(What you are asked to do) State the number of lines below in which the word "content" appears. Nothing else belongs in the answer.
— start of Data entries —
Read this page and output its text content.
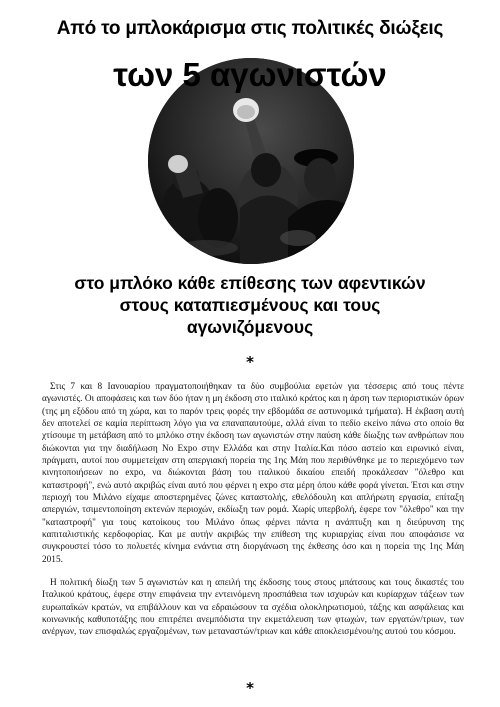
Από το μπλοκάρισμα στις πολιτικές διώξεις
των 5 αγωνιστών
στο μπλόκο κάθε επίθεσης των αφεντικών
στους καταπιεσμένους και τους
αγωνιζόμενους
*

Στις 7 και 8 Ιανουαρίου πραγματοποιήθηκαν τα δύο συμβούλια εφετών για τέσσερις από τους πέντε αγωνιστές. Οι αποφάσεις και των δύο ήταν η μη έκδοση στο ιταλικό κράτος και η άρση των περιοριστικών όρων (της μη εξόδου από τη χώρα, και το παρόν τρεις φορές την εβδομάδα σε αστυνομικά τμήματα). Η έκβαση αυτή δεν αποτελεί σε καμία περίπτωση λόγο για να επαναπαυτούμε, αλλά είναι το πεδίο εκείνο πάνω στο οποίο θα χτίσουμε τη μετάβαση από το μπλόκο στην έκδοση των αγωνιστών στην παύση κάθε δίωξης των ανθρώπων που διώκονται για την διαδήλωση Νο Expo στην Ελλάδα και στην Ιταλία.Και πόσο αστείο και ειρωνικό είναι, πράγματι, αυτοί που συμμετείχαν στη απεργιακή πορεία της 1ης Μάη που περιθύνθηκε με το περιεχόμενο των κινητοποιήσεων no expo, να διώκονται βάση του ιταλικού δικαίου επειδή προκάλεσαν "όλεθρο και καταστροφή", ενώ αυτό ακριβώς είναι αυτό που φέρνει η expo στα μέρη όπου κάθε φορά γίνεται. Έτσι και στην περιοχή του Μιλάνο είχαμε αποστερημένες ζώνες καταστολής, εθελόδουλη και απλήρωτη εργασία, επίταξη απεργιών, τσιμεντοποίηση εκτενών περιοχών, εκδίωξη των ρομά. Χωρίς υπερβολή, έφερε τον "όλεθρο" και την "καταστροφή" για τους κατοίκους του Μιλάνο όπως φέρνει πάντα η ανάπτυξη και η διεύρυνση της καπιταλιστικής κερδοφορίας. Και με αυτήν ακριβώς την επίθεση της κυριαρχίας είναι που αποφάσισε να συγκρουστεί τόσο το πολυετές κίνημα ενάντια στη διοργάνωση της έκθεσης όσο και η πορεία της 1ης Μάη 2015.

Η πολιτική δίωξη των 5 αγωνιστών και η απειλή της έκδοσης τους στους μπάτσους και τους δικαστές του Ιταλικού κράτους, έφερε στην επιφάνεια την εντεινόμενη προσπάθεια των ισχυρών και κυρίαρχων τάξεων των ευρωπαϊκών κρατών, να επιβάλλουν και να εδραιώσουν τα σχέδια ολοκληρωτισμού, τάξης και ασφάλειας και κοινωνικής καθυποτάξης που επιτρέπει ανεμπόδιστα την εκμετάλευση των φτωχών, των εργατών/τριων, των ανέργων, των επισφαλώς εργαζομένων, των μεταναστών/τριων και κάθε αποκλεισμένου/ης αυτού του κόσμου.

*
— end of Data entries —
— start of Data entries —
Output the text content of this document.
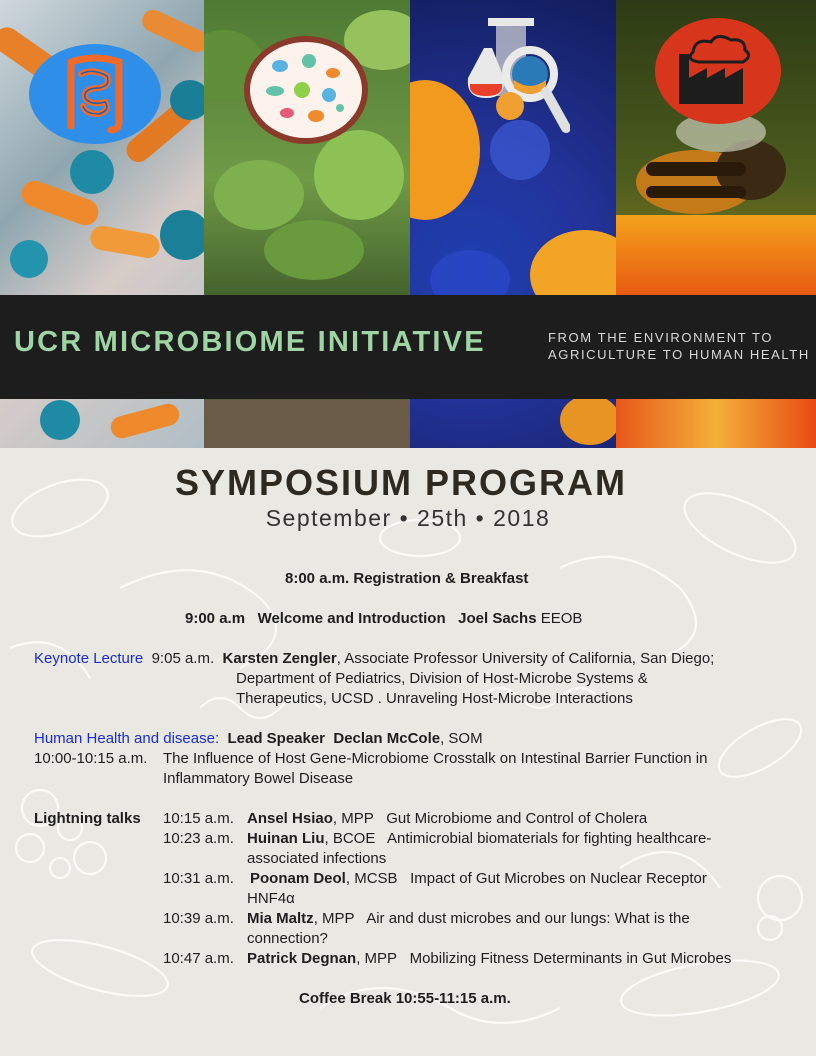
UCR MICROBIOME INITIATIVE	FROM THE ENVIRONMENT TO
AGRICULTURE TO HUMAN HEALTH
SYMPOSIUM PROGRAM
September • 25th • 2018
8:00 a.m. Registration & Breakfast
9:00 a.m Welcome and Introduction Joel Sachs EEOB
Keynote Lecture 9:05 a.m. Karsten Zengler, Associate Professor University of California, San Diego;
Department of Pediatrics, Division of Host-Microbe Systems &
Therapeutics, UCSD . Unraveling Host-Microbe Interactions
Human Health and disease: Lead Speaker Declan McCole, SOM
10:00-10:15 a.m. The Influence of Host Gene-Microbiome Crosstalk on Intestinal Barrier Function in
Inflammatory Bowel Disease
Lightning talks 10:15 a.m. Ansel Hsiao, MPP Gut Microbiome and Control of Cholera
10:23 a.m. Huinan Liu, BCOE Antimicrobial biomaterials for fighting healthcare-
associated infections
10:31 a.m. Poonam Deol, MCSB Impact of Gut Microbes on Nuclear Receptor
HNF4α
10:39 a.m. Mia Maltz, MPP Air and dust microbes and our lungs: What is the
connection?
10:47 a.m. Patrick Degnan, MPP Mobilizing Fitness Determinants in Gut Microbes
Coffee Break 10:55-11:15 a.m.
— end of Data entries —
(Answer) 2